Stored data entries:
*-*-*

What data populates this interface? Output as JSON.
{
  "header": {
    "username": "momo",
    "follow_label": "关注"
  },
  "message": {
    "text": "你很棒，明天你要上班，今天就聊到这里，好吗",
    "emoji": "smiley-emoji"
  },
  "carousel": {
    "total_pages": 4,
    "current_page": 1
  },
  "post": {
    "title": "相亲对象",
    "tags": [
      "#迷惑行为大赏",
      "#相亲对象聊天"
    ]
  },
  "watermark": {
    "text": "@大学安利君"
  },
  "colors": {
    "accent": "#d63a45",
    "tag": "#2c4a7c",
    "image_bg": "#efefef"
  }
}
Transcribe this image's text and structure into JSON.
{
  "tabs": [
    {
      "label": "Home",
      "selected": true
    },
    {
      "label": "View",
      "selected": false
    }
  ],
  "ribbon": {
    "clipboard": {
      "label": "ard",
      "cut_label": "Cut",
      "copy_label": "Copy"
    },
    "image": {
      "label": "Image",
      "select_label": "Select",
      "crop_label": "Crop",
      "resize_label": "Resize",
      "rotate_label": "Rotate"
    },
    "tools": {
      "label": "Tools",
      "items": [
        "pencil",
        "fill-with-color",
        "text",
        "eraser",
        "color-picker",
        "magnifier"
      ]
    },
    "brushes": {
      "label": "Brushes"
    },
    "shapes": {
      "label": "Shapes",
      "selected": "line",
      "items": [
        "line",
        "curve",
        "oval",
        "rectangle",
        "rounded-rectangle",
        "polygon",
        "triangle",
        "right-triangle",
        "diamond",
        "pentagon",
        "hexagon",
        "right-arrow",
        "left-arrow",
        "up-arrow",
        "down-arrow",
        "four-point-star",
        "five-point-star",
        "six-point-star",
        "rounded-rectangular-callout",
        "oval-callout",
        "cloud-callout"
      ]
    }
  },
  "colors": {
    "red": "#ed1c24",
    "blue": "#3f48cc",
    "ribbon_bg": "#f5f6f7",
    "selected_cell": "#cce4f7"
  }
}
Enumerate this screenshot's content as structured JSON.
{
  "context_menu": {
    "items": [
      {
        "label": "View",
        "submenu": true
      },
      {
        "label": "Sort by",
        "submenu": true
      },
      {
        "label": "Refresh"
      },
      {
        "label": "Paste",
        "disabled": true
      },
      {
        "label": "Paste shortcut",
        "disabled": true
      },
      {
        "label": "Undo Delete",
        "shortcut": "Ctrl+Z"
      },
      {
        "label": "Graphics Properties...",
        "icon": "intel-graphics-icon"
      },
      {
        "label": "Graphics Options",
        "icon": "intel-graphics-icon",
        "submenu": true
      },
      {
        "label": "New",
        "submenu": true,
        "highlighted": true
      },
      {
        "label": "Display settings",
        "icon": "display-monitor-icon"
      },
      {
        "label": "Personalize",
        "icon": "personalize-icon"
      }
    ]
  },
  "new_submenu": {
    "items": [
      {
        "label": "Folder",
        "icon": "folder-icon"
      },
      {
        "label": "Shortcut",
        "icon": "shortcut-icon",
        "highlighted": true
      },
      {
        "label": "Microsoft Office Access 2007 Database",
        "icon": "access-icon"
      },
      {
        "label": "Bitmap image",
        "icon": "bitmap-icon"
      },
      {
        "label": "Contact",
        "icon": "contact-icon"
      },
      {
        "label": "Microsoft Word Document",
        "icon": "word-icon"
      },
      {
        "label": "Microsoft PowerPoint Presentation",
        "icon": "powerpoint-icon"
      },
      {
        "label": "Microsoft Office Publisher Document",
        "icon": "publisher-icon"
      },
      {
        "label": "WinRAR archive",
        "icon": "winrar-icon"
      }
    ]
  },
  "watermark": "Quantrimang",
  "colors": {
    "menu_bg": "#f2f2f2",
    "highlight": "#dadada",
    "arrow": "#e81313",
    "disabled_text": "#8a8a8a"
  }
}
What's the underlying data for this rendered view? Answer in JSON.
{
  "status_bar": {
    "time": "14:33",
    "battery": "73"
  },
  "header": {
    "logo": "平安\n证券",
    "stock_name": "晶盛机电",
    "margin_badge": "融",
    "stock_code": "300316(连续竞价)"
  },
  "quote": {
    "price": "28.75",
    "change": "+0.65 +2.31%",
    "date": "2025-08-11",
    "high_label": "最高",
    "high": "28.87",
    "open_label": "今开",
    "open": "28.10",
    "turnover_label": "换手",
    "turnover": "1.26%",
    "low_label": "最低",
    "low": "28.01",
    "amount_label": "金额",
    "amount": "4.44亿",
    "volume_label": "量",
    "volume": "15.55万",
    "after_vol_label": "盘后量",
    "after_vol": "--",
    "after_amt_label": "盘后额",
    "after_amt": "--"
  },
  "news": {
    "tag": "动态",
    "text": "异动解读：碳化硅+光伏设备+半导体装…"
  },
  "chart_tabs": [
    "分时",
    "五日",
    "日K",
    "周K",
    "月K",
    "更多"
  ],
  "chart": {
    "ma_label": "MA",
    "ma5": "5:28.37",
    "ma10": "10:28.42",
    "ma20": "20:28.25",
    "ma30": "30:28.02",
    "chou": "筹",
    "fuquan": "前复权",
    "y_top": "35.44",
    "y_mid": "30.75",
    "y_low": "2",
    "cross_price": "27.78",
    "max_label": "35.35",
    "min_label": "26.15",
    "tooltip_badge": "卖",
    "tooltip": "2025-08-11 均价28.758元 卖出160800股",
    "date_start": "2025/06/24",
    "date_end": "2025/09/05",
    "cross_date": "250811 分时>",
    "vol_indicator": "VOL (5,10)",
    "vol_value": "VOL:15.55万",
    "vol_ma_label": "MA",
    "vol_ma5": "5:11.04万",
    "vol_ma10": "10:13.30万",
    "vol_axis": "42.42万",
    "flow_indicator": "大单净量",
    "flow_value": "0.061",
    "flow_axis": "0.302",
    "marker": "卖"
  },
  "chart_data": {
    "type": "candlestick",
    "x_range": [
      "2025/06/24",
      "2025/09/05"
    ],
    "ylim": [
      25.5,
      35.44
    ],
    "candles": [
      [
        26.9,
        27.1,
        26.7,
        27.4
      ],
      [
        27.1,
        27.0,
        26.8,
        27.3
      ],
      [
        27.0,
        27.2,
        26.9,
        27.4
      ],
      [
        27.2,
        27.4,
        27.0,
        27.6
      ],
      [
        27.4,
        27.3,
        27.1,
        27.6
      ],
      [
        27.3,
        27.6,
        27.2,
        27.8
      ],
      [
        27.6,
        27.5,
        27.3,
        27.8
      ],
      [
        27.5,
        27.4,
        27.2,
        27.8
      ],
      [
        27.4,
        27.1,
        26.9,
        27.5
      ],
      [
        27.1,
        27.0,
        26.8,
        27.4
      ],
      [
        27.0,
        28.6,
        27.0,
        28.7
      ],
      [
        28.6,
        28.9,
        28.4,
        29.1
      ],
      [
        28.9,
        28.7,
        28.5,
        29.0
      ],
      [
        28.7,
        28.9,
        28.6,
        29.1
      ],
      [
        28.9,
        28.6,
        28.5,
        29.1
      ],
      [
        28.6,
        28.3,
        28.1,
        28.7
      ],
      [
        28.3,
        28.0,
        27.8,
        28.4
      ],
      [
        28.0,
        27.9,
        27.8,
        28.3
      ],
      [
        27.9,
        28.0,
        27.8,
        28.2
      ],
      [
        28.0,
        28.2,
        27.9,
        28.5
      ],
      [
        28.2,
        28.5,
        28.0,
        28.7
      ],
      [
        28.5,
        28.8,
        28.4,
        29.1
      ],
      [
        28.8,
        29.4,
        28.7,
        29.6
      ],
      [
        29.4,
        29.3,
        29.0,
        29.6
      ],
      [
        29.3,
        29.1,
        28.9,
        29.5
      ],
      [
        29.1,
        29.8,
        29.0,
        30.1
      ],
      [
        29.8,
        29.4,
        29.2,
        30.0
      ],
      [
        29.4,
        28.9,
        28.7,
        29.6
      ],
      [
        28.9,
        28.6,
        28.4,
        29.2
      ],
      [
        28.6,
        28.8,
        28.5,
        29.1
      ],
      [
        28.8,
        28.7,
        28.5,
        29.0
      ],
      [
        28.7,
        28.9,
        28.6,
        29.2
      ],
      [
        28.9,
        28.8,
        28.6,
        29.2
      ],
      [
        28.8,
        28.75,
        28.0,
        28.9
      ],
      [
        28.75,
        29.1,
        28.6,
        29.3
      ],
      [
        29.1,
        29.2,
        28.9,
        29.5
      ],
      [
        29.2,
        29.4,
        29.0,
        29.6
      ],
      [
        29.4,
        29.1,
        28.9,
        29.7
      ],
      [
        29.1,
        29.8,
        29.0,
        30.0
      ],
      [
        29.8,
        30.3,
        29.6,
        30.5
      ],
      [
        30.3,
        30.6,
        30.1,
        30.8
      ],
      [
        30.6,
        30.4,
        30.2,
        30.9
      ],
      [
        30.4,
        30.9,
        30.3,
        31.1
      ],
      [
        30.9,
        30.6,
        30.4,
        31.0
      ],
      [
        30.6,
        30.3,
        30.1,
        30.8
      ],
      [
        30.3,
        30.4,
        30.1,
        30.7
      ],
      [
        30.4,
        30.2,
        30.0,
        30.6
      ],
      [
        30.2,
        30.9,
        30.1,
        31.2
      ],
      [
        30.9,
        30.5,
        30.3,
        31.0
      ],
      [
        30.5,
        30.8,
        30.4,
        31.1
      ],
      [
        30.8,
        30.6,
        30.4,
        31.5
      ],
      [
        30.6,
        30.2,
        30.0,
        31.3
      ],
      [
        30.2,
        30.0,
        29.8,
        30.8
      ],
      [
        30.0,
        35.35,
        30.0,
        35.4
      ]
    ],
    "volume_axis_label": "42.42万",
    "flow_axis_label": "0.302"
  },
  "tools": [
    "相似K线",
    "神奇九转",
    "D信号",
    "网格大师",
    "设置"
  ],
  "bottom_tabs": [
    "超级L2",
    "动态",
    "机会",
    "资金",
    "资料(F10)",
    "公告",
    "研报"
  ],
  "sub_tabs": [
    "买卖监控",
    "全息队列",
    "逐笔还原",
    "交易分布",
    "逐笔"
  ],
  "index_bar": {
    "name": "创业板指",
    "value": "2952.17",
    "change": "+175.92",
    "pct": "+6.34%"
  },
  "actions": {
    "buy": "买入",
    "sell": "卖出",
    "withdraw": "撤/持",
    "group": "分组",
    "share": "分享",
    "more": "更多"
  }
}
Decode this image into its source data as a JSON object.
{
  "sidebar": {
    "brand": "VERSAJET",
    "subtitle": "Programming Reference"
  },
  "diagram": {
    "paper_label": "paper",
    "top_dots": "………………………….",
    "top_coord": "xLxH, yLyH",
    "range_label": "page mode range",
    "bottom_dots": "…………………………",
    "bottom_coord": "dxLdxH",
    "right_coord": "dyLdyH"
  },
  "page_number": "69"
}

*-*-*

*Exercise requirements*. Copy exactly, word for word, the line with "Decode this image" through the final line of the listing.

*Result below*.
Decode this image into its source data as a JSON object.
{
  "sidebar": {
    "brand": "VERSAJET",
    "subtitle": "Programming Reference"
  },
  "diagram": {
    "paper_label": "paper",
    "top_dots": "………………………….",
    "top_coord": "xLxH, yLyH",
    "range_label": "page mode range",
    "bottom_dots": "…………………………",
    "bottom_coord": "dxLdxH",
    "right_coord": "dyLdyH"
  },
  "page_number": "69"
}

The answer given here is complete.